▶ **Aim of the exercise**
Look for "входящих" in the listing below. Gather each line that contains it.

(Saved data entries)
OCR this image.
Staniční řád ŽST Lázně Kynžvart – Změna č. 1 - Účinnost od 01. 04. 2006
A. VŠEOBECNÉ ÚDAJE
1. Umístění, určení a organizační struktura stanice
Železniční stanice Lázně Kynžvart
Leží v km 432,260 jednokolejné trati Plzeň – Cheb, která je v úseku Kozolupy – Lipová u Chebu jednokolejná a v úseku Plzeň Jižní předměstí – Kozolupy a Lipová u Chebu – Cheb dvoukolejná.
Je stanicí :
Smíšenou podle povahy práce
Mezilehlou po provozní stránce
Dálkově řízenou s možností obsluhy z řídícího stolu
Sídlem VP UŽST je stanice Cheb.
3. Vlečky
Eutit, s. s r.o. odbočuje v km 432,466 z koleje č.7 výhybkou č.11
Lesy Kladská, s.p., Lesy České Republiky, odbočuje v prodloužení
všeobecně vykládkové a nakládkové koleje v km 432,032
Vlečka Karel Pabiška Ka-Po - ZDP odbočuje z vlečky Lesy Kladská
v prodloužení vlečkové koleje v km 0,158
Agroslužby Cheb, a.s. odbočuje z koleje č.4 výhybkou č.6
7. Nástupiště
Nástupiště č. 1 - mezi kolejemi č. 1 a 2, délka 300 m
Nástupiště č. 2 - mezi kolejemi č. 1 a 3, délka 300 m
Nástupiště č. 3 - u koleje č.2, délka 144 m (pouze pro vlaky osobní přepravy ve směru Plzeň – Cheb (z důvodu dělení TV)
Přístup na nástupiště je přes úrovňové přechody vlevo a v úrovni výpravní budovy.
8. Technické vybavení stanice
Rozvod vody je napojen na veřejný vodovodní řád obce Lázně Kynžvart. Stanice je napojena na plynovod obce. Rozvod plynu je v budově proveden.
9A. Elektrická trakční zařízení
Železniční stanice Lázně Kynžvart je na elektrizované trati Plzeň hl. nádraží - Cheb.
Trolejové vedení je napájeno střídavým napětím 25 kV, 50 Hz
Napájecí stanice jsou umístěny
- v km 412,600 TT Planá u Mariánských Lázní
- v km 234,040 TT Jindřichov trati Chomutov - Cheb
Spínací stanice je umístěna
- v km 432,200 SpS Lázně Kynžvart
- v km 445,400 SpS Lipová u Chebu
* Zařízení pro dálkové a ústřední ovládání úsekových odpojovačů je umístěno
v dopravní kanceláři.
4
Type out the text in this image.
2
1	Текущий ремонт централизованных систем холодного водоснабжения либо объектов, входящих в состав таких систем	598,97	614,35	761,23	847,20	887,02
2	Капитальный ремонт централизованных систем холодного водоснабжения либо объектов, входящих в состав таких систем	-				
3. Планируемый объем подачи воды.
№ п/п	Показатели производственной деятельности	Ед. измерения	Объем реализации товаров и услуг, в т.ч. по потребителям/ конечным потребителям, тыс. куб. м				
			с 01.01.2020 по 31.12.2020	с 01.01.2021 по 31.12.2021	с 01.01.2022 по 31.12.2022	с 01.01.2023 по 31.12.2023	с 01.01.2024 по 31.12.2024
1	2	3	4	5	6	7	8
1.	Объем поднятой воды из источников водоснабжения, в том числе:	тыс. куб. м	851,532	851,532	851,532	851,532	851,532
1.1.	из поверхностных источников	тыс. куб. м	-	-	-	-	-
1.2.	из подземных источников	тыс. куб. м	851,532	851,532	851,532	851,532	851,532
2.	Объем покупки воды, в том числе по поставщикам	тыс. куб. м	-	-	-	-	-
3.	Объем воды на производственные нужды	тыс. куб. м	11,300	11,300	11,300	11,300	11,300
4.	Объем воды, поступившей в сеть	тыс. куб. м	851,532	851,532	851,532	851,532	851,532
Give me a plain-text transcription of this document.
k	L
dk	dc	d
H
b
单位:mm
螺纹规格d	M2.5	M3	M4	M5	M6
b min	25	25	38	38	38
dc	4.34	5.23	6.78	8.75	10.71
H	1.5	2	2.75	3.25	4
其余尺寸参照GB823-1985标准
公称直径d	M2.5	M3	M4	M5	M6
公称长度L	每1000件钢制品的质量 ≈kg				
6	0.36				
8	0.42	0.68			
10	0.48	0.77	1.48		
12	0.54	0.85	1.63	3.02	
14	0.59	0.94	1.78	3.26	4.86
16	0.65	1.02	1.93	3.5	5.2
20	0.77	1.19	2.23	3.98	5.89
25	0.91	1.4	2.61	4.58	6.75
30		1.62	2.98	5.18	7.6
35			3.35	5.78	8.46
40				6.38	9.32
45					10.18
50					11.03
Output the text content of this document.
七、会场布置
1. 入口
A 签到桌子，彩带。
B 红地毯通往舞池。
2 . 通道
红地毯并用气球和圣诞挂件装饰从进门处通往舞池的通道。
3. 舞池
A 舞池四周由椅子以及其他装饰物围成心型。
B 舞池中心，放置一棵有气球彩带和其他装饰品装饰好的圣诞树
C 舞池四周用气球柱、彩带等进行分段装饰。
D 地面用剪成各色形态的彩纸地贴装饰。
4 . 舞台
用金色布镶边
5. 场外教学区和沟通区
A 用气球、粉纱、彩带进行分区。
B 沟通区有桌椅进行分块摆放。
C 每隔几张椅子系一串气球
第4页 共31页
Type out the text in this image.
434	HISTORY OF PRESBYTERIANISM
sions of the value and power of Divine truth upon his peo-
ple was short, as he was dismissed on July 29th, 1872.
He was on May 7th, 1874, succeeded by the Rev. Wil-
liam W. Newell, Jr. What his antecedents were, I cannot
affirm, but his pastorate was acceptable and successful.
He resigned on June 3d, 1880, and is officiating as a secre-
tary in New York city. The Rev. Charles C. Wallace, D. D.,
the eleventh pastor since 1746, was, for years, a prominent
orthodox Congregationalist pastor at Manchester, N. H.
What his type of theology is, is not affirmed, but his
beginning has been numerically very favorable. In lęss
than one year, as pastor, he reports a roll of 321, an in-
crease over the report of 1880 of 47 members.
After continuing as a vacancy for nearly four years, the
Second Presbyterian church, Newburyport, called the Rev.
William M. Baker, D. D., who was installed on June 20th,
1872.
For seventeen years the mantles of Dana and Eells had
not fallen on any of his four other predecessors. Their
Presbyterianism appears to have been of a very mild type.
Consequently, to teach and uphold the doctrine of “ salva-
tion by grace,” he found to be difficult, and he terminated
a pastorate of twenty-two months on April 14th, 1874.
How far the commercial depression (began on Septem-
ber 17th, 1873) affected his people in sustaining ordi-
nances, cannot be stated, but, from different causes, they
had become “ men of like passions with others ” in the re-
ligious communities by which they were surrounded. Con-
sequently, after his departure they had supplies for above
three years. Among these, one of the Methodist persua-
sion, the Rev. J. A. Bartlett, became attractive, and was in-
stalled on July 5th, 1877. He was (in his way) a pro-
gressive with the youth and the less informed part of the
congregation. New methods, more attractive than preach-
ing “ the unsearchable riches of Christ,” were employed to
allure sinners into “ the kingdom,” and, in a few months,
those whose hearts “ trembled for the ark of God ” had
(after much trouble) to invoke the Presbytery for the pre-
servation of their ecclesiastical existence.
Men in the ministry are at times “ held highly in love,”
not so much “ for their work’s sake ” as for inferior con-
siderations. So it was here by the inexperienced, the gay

▶ **Expected answer**
1	Текущий ремонт централизованных систем холодного водоснабжения либо объектов, входящих в состав таких систем	598,97	614,35	761,23	847,20	887,02
2	Капитальный ремонт централизованных систем холодного водоснабжения либо объектов, входящих в состав таких систем	-				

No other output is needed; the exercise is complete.